Requirements
State the number of lines below in which the word "pour" appears. Nothing else belongs in the answer.

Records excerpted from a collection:
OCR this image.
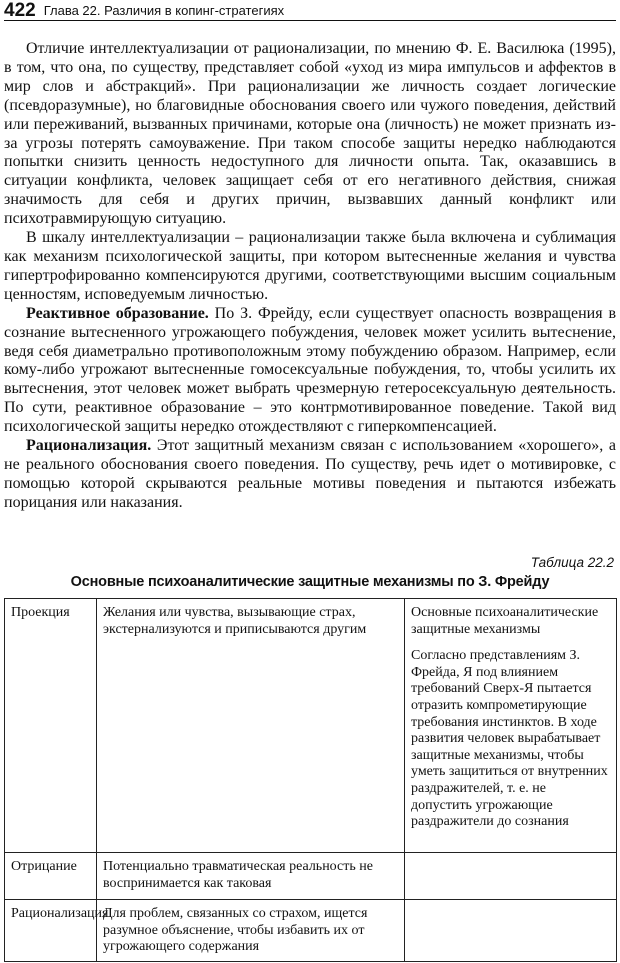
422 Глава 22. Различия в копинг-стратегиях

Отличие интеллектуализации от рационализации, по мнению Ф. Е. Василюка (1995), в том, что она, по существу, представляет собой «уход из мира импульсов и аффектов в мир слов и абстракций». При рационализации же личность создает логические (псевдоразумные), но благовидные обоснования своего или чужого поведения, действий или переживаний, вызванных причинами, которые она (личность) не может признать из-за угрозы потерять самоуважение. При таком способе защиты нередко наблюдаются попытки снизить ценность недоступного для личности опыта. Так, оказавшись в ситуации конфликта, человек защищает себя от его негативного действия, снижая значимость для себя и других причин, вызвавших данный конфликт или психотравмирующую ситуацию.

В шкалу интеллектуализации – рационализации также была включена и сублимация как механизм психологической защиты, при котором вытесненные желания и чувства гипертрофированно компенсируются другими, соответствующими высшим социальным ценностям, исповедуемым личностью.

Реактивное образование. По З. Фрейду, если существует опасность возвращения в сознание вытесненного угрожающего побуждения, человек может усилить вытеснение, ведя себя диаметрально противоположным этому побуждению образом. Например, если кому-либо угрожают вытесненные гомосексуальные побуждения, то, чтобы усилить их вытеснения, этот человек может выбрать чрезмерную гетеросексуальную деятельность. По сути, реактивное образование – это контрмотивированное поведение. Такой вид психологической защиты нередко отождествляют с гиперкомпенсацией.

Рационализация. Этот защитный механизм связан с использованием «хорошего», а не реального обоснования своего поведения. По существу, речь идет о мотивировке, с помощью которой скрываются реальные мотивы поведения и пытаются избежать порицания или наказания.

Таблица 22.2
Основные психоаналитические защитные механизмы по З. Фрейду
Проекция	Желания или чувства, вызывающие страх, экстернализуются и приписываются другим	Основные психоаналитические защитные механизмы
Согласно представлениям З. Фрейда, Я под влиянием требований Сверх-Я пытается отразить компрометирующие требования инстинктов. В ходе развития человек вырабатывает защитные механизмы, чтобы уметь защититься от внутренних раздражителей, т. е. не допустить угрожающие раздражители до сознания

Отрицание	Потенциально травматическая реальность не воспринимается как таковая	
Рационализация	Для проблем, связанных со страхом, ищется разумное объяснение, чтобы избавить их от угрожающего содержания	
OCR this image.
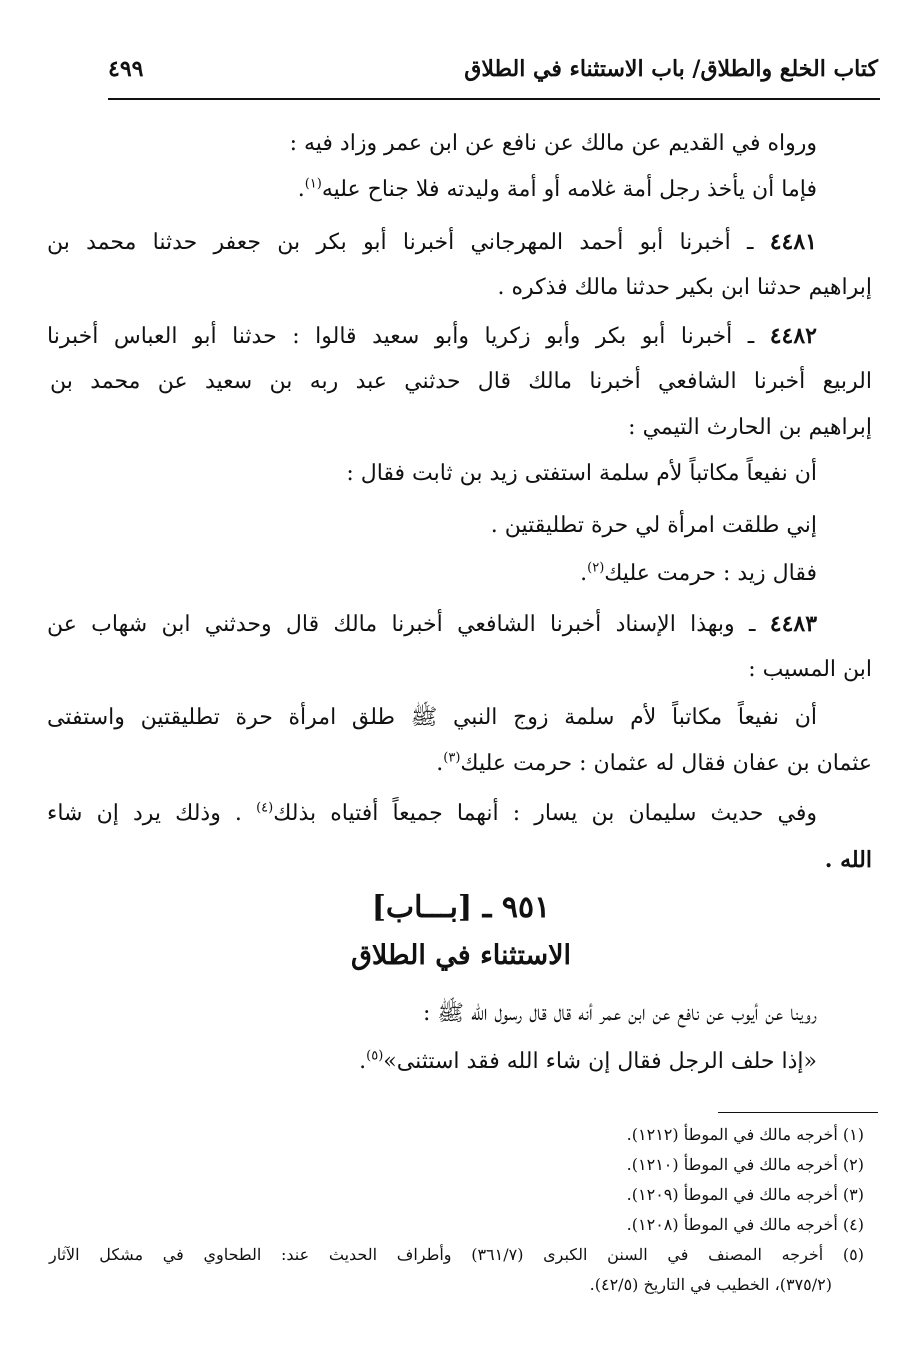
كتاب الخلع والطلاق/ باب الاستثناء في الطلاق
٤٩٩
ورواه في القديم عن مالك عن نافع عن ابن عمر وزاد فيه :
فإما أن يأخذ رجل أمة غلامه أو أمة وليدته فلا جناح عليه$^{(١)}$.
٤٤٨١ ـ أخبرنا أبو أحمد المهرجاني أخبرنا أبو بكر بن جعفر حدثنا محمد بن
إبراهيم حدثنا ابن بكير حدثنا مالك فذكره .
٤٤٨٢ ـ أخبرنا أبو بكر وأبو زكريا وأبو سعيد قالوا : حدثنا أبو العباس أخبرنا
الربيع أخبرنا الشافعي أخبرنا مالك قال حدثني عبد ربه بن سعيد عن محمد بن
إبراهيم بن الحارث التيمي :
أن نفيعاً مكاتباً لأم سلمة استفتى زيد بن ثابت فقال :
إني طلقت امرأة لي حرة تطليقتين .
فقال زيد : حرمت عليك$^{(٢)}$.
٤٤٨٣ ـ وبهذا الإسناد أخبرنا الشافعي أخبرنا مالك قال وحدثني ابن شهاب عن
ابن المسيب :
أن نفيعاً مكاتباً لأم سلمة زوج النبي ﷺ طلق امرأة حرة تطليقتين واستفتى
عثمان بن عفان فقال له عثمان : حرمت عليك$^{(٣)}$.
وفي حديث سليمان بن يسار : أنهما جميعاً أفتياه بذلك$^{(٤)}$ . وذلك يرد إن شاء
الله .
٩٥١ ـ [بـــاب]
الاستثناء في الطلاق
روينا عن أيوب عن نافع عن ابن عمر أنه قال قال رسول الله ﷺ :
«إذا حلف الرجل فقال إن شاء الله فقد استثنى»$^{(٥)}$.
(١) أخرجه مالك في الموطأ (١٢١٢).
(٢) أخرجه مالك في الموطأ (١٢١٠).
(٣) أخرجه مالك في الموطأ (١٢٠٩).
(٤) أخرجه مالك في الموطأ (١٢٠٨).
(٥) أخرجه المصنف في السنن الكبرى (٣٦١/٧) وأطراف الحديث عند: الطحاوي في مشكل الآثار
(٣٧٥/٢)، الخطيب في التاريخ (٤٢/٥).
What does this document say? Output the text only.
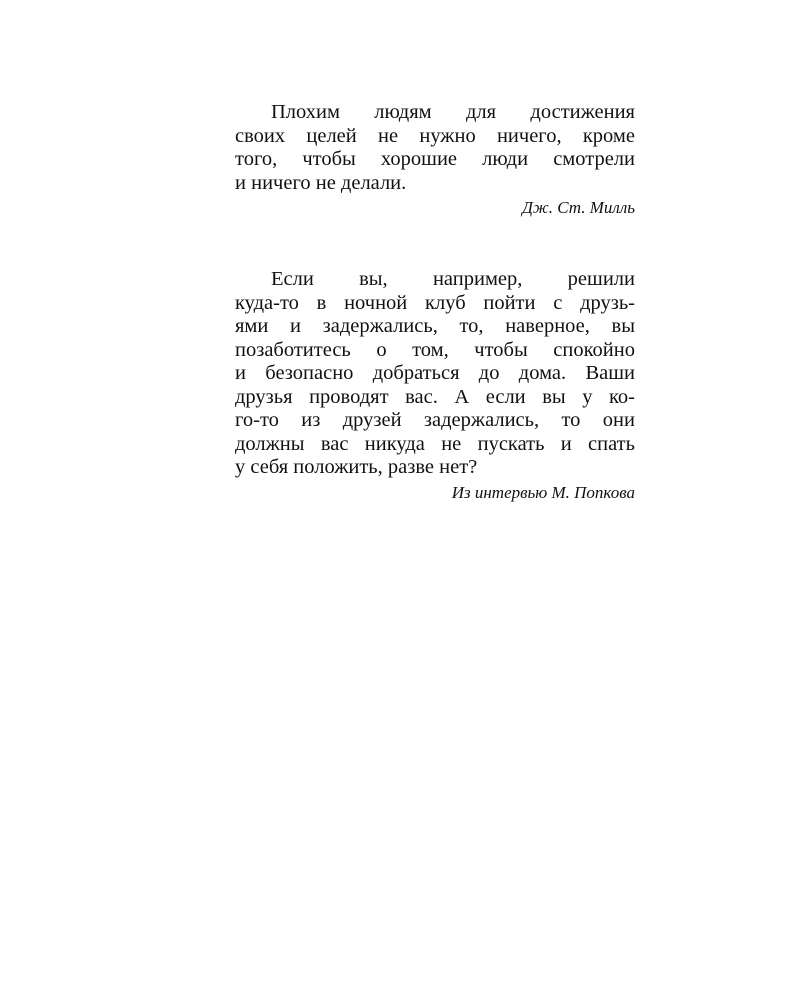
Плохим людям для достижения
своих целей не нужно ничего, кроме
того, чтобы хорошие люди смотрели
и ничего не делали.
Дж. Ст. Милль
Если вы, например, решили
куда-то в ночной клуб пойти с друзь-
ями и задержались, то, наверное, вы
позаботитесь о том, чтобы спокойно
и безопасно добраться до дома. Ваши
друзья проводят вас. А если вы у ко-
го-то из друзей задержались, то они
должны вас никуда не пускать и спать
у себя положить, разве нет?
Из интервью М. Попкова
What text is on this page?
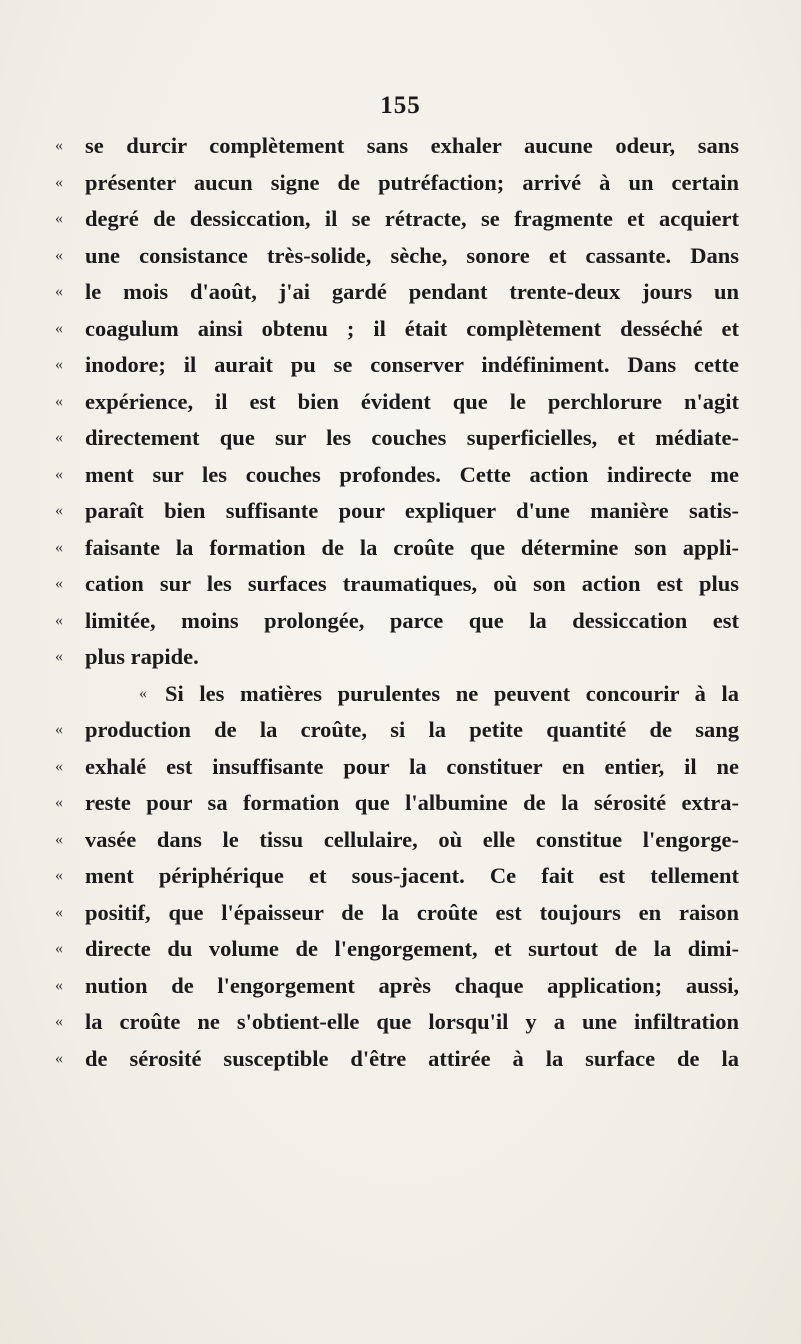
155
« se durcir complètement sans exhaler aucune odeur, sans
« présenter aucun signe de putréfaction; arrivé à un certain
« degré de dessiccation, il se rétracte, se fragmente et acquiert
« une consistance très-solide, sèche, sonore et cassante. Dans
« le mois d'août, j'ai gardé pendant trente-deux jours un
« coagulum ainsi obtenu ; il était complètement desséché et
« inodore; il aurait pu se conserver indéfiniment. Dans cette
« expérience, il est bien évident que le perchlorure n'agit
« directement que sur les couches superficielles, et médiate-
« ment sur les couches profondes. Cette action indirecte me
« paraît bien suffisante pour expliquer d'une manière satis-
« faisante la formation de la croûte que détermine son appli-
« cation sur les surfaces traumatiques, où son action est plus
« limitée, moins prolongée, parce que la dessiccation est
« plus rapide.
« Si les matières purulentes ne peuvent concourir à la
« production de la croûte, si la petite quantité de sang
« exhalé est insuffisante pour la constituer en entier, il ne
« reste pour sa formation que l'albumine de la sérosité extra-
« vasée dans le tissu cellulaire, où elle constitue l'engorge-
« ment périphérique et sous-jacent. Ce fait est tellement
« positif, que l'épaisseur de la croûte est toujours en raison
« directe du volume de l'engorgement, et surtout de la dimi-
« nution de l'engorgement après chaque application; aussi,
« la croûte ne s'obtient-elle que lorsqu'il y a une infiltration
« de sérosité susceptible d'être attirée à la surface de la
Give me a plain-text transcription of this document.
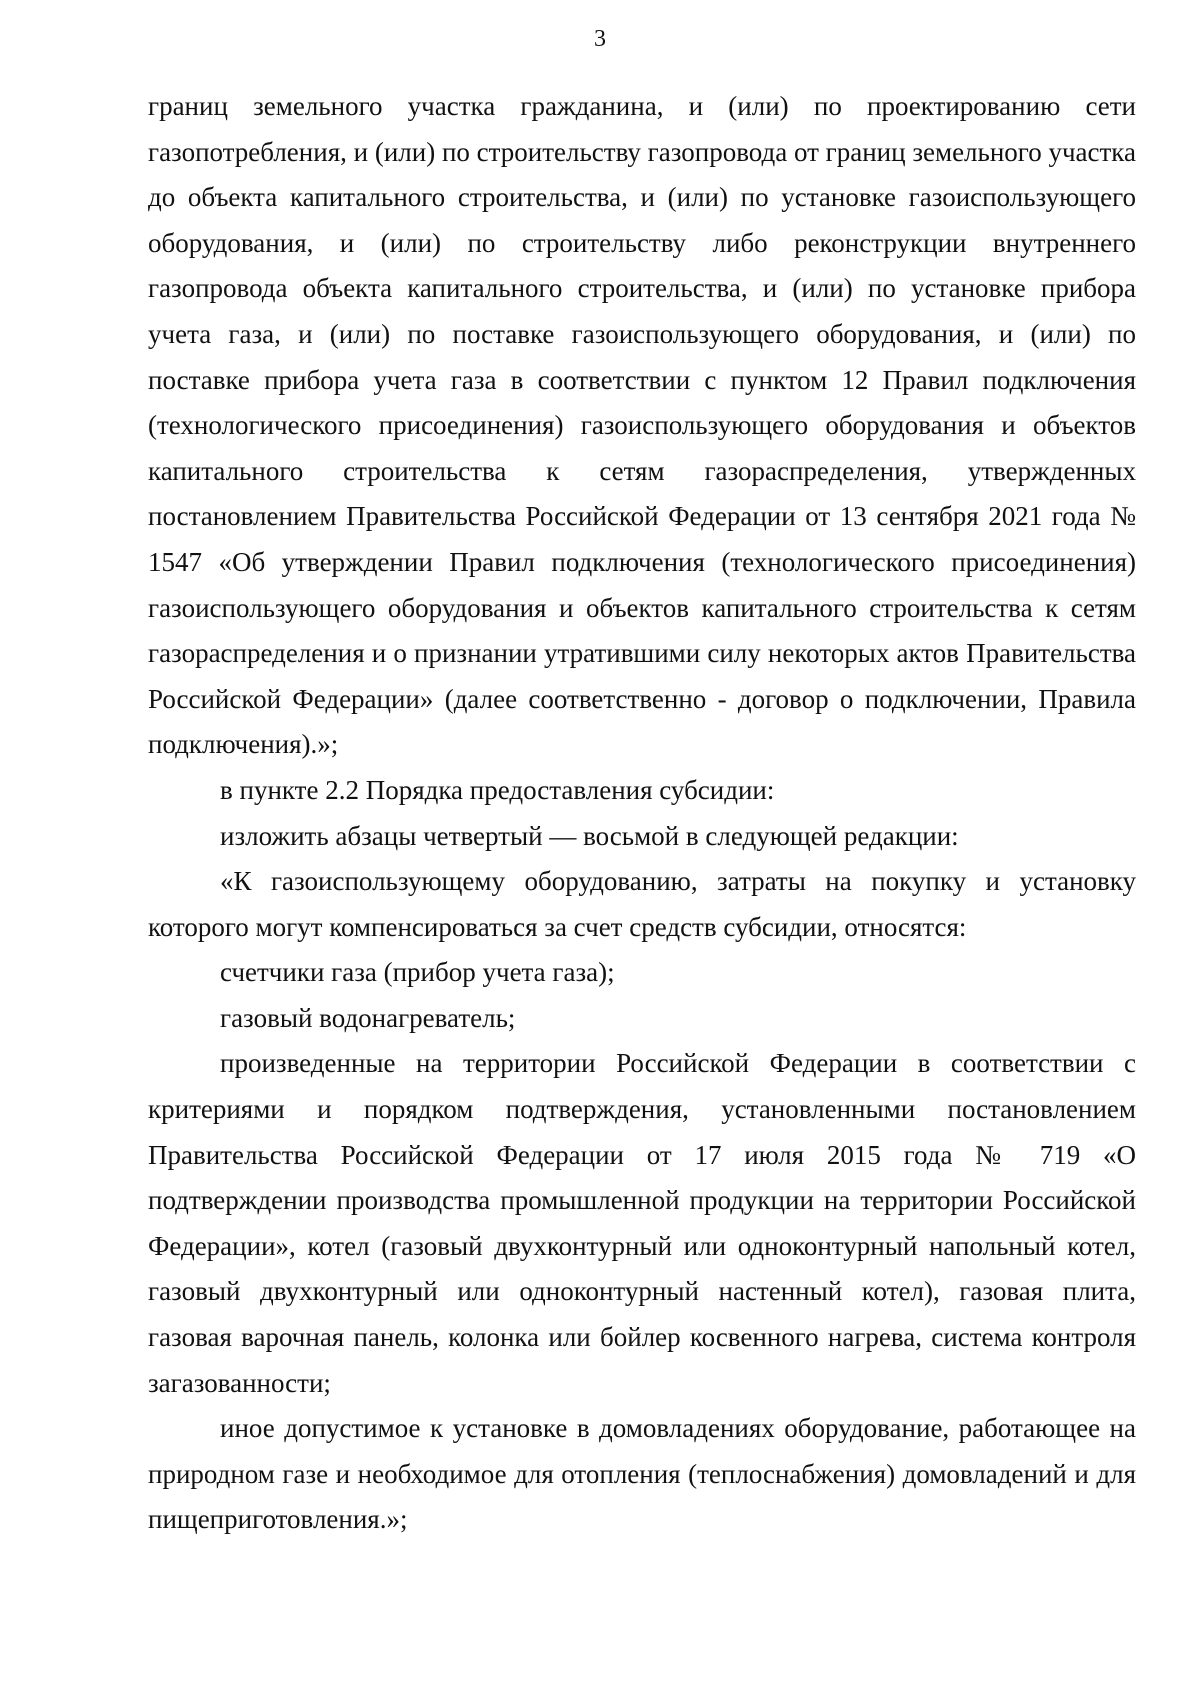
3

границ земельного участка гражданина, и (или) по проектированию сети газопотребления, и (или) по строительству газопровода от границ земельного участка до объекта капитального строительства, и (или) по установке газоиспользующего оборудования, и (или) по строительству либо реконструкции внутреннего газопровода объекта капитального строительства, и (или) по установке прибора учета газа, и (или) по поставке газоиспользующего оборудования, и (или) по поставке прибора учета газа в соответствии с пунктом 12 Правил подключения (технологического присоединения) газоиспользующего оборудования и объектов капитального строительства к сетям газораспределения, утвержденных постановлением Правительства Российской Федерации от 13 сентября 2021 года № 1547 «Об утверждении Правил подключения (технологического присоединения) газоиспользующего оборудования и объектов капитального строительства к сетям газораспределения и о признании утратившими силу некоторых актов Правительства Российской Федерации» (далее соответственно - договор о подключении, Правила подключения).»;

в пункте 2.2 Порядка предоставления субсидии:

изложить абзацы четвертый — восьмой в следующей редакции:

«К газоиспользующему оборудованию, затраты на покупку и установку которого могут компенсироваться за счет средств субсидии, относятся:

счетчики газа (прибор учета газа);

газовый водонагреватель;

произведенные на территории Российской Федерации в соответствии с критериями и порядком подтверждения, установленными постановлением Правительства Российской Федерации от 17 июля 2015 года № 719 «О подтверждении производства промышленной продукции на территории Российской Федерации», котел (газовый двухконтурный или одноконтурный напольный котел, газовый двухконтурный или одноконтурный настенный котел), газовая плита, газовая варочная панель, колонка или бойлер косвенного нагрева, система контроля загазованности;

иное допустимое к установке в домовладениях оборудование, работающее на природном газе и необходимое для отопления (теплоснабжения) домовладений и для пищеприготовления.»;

Solved problem
3